DATA PROVIDED
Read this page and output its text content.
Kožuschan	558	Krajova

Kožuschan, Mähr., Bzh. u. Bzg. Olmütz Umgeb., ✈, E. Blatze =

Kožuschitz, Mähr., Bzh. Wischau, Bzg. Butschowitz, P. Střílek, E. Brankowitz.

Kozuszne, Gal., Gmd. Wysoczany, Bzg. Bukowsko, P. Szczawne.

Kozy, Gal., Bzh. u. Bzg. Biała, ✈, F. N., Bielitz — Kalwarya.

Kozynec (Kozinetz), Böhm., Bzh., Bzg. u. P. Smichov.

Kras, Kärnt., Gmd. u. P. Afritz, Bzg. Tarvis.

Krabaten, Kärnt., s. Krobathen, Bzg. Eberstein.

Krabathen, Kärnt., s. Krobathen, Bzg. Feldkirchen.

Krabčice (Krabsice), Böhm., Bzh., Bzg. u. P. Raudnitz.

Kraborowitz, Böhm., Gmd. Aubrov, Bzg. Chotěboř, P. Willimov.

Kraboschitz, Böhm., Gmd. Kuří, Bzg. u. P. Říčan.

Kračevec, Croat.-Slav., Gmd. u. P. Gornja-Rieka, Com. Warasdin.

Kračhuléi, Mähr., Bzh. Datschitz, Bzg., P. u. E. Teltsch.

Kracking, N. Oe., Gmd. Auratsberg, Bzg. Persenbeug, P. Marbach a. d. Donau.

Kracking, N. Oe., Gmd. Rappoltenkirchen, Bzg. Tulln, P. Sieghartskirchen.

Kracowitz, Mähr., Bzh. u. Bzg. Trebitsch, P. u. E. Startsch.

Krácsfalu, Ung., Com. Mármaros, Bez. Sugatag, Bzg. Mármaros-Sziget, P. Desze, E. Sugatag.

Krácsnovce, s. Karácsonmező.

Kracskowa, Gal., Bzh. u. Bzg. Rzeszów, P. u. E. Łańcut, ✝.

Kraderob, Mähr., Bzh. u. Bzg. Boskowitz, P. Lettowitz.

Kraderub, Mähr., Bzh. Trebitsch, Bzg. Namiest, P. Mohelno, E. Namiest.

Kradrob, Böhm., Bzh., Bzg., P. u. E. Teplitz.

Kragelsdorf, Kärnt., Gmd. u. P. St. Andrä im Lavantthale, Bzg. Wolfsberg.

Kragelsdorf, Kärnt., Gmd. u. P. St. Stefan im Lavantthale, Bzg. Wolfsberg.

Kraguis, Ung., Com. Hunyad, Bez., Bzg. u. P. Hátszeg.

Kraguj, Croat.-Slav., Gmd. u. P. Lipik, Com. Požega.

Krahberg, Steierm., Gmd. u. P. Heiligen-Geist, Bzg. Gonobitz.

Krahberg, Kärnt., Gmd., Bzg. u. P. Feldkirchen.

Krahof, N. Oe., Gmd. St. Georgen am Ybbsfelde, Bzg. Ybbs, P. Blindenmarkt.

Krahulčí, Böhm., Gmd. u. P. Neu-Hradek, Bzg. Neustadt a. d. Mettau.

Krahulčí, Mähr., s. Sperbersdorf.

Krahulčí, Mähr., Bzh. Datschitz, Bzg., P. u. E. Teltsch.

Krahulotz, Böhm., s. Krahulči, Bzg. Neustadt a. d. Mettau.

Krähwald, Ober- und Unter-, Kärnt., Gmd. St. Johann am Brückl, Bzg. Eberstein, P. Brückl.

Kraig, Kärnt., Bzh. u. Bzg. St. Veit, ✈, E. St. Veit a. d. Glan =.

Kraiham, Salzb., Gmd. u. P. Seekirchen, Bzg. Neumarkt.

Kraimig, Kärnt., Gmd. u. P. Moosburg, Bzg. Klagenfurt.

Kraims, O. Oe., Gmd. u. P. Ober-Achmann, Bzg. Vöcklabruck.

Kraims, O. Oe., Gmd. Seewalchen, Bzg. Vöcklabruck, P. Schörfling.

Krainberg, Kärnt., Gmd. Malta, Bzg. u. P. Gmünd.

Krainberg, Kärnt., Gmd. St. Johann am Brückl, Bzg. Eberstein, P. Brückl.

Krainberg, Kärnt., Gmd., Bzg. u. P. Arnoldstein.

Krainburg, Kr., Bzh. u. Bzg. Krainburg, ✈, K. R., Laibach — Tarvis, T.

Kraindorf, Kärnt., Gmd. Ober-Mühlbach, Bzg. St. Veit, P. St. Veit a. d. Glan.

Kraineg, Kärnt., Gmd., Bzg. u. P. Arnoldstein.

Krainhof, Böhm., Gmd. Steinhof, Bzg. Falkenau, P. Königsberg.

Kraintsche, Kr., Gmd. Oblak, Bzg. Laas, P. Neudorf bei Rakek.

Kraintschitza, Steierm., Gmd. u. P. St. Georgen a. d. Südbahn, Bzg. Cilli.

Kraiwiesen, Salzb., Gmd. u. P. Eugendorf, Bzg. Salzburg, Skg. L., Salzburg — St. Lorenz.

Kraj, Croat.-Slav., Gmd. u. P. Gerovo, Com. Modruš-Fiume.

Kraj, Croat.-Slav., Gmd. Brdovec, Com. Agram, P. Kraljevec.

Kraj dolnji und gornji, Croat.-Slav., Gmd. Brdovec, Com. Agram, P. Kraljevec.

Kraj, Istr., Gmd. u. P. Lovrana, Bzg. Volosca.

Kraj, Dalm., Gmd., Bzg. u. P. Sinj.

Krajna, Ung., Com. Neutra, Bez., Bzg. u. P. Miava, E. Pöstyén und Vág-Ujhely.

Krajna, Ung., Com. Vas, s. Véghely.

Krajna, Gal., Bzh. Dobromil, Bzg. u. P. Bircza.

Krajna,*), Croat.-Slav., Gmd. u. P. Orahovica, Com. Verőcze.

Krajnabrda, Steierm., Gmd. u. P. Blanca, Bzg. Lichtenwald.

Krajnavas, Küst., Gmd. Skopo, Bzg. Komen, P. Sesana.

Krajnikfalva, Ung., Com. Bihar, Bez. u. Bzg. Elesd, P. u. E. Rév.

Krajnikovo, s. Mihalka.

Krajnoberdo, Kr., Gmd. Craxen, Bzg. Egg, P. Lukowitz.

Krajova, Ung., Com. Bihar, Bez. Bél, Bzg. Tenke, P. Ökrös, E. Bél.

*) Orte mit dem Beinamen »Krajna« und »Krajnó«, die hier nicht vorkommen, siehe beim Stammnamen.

TASK TO COMPLETE
Gather every line containing the word "Mettau" and copy it.

RESPONSE TO THE EXERCISE
Krahulčí, Böhm., Gmd. u. P. Neu-Hradek, Bzg. Neustadt a. d. Mettau.
Krahulotz, Böhm., s. Krahulči, Bzg. Neustadt a. d. Mettau.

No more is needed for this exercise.